## [Stated task a]
In the passage on low power microprocessor design, what is the instruction issue width?

## [Passage]
Low power Microprocessor Design for Embedded systems

This work discuss about various low power design aspects of the microprocessor.

Design layers for low power

Architectural designs

Clustered architecture
Simultaneous multi-threading

Dynamic power management techniques

Clock gating
Instruction cache throttling
Dynamic voltage and frequency scaling

Software low power techniques

Compiler optimization
Code morphing
Low power task scheduling

Architectural designs

Clustered architecture

The instruction issue width is the maximum number of instructions that can be issued in one cycle.Increasing the issue width increases not only the complexity of the instruction queue (Issue window) but also the number of read/write ports in register files, the number of functional units, and the result bus width.With clustering techniques, the instruction issue width is divided into several small clusters.
The microarchitecture clustering techniques are used for lowering the power consumption in microprocessor architectures.The microprocessor is divided into multiple clusters.The register file, issue window, and functional units are distributed across multiple clusters and each cluster is assigned a subset of the architectural registers.
The power consumption reduces significantly by resolving the inter-cluster dependency.This is done by the forwarding logic.

The block RAB is the forwarding logic which transfers data from one cluster to the other and resolves the dependencies between them.The register file contains dynamic subset of physical registers.The execution units consist of dynamic logic circuitry for various integer and floating point arithmetic operations required to support the instruction set of the microprocesor.
The memory disambiguation unit executes the memory access instructions in out-of-program order in a high performance out-of-order execution microprocessor. The data cache is interleaved which require one address to be calculated from which individual fields may be accessed.

## [Extracted material]
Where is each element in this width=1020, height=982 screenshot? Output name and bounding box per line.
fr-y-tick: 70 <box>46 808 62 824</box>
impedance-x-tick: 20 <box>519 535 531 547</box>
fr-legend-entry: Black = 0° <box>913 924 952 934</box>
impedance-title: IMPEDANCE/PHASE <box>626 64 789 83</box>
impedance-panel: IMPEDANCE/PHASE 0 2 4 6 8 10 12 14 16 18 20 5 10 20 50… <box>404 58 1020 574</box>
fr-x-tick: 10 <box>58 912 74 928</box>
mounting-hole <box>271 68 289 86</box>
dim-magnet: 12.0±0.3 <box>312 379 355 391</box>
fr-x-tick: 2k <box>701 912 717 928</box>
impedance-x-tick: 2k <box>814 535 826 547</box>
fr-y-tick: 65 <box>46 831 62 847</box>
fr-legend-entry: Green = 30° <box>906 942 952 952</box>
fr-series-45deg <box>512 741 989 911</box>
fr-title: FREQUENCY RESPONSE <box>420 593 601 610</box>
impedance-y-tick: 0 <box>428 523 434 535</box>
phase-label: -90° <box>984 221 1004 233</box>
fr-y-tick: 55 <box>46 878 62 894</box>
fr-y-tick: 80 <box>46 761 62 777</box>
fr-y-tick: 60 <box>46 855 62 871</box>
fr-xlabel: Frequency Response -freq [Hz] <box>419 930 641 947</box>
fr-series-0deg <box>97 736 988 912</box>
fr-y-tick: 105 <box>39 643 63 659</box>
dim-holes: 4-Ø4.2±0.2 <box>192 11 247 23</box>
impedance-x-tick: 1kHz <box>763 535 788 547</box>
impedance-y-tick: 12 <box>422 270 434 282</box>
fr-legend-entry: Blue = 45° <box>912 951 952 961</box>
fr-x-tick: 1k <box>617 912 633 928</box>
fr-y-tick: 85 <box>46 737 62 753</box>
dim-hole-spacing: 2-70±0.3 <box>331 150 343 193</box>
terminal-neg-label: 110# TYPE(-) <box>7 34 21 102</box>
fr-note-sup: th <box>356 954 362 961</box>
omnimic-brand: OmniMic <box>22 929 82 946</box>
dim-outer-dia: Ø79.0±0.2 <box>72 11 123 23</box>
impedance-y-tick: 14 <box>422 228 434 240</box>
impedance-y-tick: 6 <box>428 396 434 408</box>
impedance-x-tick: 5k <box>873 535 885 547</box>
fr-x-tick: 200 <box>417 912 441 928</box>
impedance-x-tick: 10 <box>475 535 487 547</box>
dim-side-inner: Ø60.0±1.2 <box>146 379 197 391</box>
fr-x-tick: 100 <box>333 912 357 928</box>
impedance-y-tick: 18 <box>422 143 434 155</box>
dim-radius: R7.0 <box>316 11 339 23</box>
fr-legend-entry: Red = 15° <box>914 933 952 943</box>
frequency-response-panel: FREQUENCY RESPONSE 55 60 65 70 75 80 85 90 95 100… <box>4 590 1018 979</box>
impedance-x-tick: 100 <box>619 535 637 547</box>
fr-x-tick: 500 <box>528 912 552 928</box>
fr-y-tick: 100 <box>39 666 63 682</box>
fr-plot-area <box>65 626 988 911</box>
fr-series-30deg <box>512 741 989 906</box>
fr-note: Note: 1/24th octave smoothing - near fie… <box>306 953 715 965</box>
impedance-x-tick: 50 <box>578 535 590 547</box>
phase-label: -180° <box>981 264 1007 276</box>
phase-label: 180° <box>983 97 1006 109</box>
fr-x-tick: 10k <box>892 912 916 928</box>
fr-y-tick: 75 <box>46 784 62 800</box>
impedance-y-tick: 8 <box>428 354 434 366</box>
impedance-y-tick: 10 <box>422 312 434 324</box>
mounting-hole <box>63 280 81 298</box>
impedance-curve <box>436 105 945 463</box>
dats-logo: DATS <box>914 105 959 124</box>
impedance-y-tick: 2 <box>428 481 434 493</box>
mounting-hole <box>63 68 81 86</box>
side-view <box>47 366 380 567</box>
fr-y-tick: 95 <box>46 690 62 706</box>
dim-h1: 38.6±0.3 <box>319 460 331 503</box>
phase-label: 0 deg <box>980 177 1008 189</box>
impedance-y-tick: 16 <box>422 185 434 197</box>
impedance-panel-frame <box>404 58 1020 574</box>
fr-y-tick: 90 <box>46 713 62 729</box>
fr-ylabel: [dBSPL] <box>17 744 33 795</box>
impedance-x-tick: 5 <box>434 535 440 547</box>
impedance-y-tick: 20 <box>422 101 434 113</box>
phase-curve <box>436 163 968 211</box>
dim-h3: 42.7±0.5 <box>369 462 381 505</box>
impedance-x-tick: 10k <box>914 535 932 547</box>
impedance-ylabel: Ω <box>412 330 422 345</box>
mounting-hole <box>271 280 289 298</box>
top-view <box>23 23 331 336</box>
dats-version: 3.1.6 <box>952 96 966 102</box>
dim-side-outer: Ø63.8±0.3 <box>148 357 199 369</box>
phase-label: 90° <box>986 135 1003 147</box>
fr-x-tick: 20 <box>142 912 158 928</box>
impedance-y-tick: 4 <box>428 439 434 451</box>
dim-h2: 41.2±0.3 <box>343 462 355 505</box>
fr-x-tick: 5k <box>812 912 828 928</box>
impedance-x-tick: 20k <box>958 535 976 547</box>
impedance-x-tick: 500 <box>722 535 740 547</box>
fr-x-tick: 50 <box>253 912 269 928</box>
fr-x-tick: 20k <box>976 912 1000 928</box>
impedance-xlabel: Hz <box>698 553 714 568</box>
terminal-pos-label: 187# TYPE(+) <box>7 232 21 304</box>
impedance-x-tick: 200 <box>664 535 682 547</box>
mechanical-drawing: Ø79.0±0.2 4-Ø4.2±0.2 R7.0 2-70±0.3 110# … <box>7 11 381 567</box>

## [Stated task b]
Rewrite the records from their first line through the line containing "fr-y-tick: 85 <box>46 737 62 753</box>", replacing "impedance-x-tick" with "imp-x-tick" and leaving everything else unchanged.

## [Complete output a]
The maximum number of instructions that can be issued in one cycle.

## [Complete output b]
Where is each element in this width=1020, height=982 screenshot? Output name and bounding box per line.
fr-y-tick: 70 <box>46 808 62 824</box>
imp-x-tick: 20 <box>519 535 531 547</box>
fr-legend-entry: Black = 0° <box>913 924 952 934</box>
impedance-title: IMPEDANCE/PHASE <box>626 64 789 83</box>
impedance-panel: IMPEDANCE/PHASE 0 2 4 6 8 10 12 14 16 18 20 5 10 20 50… <box>404 58 1020 574</box>
fr-x-tick: 10 <box>58 912 74 928</box>
mounting-hole <box>271 68 289 86</box>
dim-magnet: 12.0±0.3 <box>312 379 355 391</box>
fr-x-tick: 2k <box>701 912 717 928</box>
imp-x-tick: 2k <box>814 535 826 547</box>
fr-y-tick: 65 <box>46 831 62 847</box>
fr-legend-entry: Green = 30° <box>906 942 952 952</box>
fr-series-45deg <box>512 741 989 911</box>
fr-title: FREQUENCY RESPONSE <box>420 593 601 610</box>
impedance-y-tick: 0 <box>428 523 434 535</box>
phase-label: -90° <box>984 221 1004 233</box>
fr-y-tick: 55 <box>46 878 62 894</box>
fr-y-tick: 80 <box>46 761 62 777</box>
fr-y-tick: 60 <box>46 855 62 871</box>
fr-xlabel: Frequency Response -freq [Hz] <box>419 930 641 947</box>
fr-series-0deg <box>97 736 988 912</box>
fr-y-tick: 105 <box>39 643 63 659</box>
dim-holes: 4-Ø4.2±0.2 <box>192 11 247 23</box>
imp-x-tick: 1kHz <box>763 535 788 547</box>
impedance-y-tick: 12 <box>422 270 434 282</box>
fr-legend-entry: Blue = 45° <box>912 951 952 961</box>
fr-x-tick: 1k <box>617 912 633 928</box>
fr-y-tick: 85 <box>46 737 62 753</box>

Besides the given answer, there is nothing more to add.